Collected data entries =>

_____

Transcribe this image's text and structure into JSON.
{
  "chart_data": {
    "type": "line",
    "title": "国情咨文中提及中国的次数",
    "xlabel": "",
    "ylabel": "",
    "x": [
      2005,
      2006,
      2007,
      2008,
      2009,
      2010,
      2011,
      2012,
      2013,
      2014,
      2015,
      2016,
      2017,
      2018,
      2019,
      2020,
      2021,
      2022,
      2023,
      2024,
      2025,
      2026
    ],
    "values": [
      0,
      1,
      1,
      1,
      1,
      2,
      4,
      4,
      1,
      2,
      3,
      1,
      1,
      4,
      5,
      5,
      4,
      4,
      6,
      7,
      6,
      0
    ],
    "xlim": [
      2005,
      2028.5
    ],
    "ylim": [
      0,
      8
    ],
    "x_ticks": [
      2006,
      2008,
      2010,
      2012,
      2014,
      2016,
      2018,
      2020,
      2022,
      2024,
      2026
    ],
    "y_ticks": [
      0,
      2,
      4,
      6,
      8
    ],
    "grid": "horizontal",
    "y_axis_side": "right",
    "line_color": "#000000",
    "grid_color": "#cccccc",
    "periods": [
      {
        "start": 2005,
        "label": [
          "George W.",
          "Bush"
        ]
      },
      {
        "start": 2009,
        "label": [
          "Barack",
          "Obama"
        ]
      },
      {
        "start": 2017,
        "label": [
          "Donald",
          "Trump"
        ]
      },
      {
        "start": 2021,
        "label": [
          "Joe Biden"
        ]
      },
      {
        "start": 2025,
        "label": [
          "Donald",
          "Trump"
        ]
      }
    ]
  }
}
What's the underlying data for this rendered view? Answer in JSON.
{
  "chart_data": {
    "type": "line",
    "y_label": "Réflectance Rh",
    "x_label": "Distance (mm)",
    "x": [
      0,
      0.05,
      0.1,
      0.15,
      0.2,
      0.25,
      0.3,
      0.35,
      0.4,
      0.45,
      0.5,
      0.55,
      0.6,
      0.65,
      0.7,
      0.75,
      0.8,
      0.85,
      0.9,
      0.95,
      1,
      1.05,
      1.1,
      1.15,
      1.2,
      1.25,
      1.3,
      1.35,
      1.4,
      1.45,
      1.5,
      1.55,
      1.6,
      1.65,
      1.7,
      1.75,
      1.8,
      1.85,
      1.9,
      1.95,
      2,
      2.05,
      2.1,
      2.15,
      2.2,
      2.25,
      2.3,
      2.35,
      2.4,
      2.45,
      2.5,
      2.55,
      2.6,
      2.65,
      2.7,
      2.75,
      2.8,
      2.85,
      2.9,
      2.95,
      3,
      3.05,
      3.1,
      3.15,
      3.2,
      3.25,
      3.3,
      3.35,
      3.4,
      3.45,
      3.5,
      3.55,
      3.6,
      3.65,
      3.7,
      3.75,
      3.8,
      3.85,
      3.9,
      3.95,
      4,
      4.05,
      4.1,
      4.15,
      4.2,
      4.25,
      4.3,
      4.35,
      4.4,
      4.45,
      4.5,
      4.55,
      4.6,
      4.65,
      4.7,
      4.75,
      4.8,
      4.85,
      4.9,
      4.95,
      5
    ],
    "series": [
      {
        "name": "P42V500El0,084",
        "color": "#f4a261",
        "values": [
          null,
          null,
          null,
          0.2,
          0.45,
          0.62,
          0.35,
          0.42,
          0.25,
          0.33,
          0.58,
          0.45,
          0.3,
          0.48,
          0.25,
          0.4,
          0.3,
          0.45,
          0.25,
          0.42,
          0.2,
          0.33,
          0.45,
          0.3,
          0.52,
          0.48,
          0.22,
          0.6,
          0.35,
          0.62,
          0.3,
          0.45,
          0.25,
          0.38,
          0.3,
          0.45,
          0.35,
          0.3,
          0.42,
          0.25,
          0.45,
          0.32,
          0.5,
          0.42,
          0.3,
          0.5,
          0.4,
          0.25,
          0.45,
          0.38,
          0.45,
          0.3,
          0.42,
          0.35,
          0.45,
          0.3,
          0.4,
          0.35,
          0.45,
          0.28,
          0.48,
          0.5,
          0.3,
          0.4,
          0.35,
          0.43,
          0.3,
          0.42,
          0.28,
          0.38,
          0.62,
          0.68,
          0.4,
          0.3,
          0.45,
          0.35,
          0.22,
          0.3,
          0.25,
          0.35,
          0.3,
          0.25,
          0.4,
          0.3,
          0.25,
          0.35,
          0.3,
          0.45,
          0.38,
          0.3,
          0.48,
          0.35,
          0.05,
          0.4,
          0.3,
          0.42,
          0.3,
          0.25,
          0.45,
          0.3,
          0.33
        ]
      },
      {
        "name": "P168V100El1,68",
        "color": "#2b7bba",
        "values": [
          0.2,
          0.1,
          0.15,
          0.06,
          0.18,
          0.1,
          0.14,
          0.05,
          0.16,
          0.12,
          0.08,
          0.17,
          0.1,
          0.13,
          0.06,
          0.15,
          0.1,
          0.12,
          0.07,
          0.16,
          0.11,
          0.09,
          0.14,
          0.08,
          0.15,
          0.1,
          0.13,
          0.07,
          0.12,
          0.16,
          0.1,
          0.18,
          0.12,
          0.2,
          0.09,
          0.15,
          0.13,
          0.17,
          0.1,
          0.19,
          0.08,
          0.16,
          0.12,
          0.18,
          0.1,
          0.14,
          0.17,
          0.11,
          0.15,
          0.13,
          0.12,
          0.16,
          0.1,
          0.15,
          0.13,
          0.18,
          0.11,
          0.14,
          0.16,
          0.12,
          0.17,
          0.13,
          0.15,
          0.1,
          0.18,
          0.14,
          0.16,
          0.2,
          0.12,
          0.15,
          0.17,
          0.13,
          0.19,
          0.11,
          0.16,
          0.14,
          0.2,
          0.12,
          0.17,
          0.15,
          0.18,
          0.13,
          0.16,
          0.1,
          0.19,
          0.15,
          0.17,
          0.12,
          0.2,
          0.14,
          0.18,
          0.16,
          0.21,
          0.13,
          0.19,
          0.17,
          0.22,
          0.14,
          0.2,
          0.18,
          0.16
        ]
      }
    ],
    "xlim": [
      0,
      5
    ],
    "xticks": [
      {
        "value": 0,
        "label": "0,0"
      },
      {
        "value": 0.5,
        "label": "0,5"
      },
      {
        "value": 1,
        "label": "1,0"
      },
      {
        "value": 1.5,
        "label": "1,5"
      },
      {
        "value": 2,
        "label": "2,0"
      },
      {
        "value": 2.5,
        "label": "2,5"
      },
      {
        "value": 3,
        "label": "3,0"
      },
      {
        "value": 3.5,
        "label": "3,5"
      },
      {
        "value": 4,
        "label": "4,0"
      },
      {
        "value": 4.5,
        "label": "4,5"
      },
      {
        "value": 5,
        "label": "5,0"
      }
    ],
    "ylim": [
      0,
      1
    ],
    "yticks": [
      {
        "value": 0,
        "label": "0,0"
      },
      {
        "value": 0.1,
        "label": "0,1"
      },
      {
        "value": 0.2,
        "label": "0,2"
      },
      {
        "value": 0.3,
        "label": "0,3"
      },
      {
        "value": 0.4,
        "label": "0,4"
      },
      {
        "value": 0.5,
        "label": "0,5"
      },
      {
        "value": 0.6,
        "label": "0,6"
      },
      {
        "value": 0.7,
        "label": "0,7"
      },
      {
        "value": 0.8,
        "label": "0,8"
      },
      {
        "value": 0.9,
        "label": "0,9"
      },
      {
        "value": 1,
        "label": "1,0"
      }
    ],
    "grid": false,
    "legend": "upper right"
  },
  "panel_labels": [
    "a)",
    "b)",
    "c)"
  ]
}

_____

What the exercise asks =>
Write down the full listing again, exactly.

Full output =>
Transcribe this image's text and structure into JSON.
{
  "chart_data": {
    "type": "line",
    "title": "国情咨文中提及中国的次数",
    "xlabel": "",
    "ylabel": "",
    "x": [
      2005,
      2006,
      2007,
      2008,
      2009,
      2010,
      2011,
      2012,
      2013,
      2014,
      2015,
      2016,
      2017,
      2018,
      2019,
      2020,
      2021,
      2022,
      2023,
      2024,
      2025,
      2026
    ],
    "values": [
      0,
      1,
      1,
      1,
      1,
      2,
      4,
      4,
      1,
      2,
      3,
      1,
      1,
      4,
      5,
      5,
      4,
      4,
      6,
      7,
      6,
      0
    ],
    "xlim": [
      2005,
      2028.5
    ],
    "ylim": [
      0,
      8
    ],
    "x_ticks": [
      2006,
      2008,
      2010,
      2012,
      2014,
      2016,
      2018,
      2020,
      2022,
      2024,
      2026
    ],
    "y_ticks": [
      0,
      2,
      4,
      6,
      8
    ],
    "grid": "horizontal",
    "y_axis_side": "right",
    "line_color": "#000000",
    "grid_color": "#cccccc",
    "periods": [
      {
        "start": 2005,
        "label": [
          "George W.",
          "Bush"
        ]
      },
      {
        "start": 2009,
        "label": [
          "Barack",
          "Obama"
        ]
      },
      {
        "start": 2017,
        "label": [
          "Donald",
          "Trump"
        ]
      },
      {
        "start": 2021,
        "label": [
          "Joe Biden"
        ]
      },
      {
        "start": 2025,
        "label": [
          "Donald",
          "Trump"
        ]
      }
    ]
  }
}
What's the underlying data for this rendered view? Answer in JSON.
{
  "chart_data": {
    "type": "line",
    "y_label": "Réflectance Rh",
    "x_label": "Distance (mm)",
    "x": [
      0,
      0.05,
      0.1,
      0.15,
      0.2,
      0.25,
      0.3,
      0.35,
      0.4,
      0.45,
      0.5,
      0.55,
      0.6,
      0.65,
      0.7,
      0.75,
      0.8,
      0.85,
      0.9,
      0.95,
      1,
      1.05,
      1.1,
      1.15,
      1.2,
      1.25,
      1.3,
      1.35,
      1.4,
      1.45,
      1.5,
      1.55,
      1.6,
      1.65,
      1.7,
      1.75,
      1.8,
      1.85,
      1.9,
      1.95,
      2,
      2.05,
      2.1,
      2.15,
      2.2,
      2.25,
      2.3,
      2.35,
      2.4,
      2.45,
      2.5,
      2.55,
      2.6,
      2.65,
      2.7,
      2.75,
      2.8,
      2.85,
      2.9,
      2.95,
      3,
      3.05,
      3.1,
      3.15,
      3.2,
      3.25,
      3.3,
      3.35,
      3.4,
      3.45,
      3.5,
      3.55,
      3.6,
      3.65,
      3.7,
      3.75,
      3.8,
      3.85,
      3.9,
      3.95,
      4,
      4.05,
      4.1,
      4.15,
      4.2,
      4.25,
      4.3,
      4.35,
      4.4,
      4.45,
      4.5,
      4.55,
      4.6,
      4.65,
      4.7,
      4.75,
      4.8,
      4.85,
      4.9,
      4.95,
      5
    ],
    "series": [
      {
        "name": "P42V500El0,084",
        "color": "#f4a261",
        "values": [
          null,
          null,
          null,
          0.2,
          0.45,
          0.62,
          0.35,
          0.42,
          0.25,
          0.33,
          0.58,
          0.45,
          0.3,
          0.48,
          0.25,
          0.4,
          0.3,
          0.45,
          0.25,
          0.42,
          0.2,
          0.33,
          0.45,
          0.3,
          0.52,
          0.48,
          0.22,
          0.6,
          0.35,
          0.62,
          0.3,
          0.45,
          0.25,
          0.38,
          0.3,
          0.45,
          0.35,
          0.3,
          0.42,
          0.25,
          0.45,
          0.32,
          0.5,
          0.42,
          0.3,
          0.5,
          0.4,
          0.25,
          0.45,
          0.38,
          0.45,
          0.3,
          0.42,
          0.35,
          0.45,
          0.3,
          0.4,
          0.35,
          0.45,
          0.28,
          0.48,
          0.5,
          0.3,
          0.4,
          0.35,
          0.43,
          0.3,
          0.42,
          0.28,
          0.38,
          0.62,
          0.68,
          0.4,
          0.3,
          0.45,
          0.35,
          0.22,
          0.3,
          0.25,
          0.35,
          0.3,
          0.25,
          0.4,
          0.3,
          0.25,
          0.35,
          0.3,
          0.45,
          0.38,
          0.3,
          0.48,
          0.35,
          0.05,
          0.4,
          0.3,
          0.42,
          0.3,
          0.25,
          0.45,
          0.3,
          0.33
        ]
      },
      {
        "name": "P168V100El1,68",
        "color": "#2b7bba",
        "values": [
          0.2,
          0.1,
          0.15,
          0.06,
          0.18,
          0.1,
          0.14,
          0.05,
          0.16,
          0.12,
          0.08,
          0.17,
          0.1,
          0.13,
          0.06,
          0.15,
          0.1,
          0.12,
          0.07,
          0.16,
          0.11,
          0.09,
          0.14,
          0.08,
          0.15,
          0.1,
          0.13,
          0.07,
          0.12,
          0.16,
          0.1,
          0.18,
          0.12,
          0.2,
          0.09,
          0.15,
          0.13,
          0.17,
          0.1,
          0.19,
          0.08,
          0.16,
          0.12,
          0.18,
          0.1,
          0.14,
          0.17,
          0.11,
          0.15,
          0.13,
          0.12,
          0.16,
          0.1,
          0.15,
          0.13,
          0.18,
          0.11,
          0.14,
          0.16,
          0.12,
          0.17,
          0.13,
          0.15,
          0.1,
          0.18,
          0.14,
          0.16,
          0.2,
          0.12,
          0.15,
          0.17,
          0.13,
          0.19,
          0.11,
          0.16,
          0.14,
          0.2,
          0.12,
          0.17,
          0.15,
          0.18,
          0.13,
          0.16,
          0.1,
          0.19,
          0.15,
          0.17,
          0.12,
          0.2,
          0.14,
          0.18,
          0.16,
          0.21,
          0.13,
          0.19,
          0.17,
          0.22,
          0.14,
          0.2,
          0.18,
          0.16
        ]
      }
    ],
    "xlim": [
      0,
      5
    ],
    "xticks": [
      {
        "value": 0,
        "label": "0,0"
      },
      {
        "value": 0.5,
        "label": "0,5"
      },
      {
        "value": 1,
        "label": "1,0"
      },
      {
        "value": 1.5,
        "label": "1,5"
      },
      {
        "value": 2,
        "label": "2,0"
      },
      {
        "value": 2.5,
        "label": "2,5"
      },
      {
        "value": 3,
        "label": "3,0"
      },
      {
        "value": 3.5,
        "label": "3,5"
      },
      {
        "value": 4,
        "label": "4,0"
      },
      {
        "value": 4.5,
        "label": "4,5"
      },
      {
        "value": 5,
        "label": "5,0"
      }
    ],
    "ylim": [
      0,
      1
    ],
    "yticks": [
      {
        "value": 0,
        "label": "0,0"
      },
      {
        "value": 0.1,
        "label": "0,1"
      },
      {
        "value": 0.2,
        "label": "0,2"
      },
      {
        "value": 0.3,
        "label": "0,3"
      },
      {
        "value": 0.4,
        "label": "0,4"
      },
      {
        "value": 0.5,
        "label": "0,5"
      },
      {
        "value": 0.6,
        "label": "0,6"
      },
      {
        "value": 0.7,
        "label": "0,7"
      },
      {
        "value": 0.8,
        "label": "0,8"
      },
      {
        "value": 0.9,
        "label": "0,9"
      },
      {
        "value": 1,
        "label": "1,0"
      }
    ],
    "grid": false,
    "legend": "upper right"
  },
  "panel_labels": [
    "a)",
    "b)",
    "c)"
  ]
}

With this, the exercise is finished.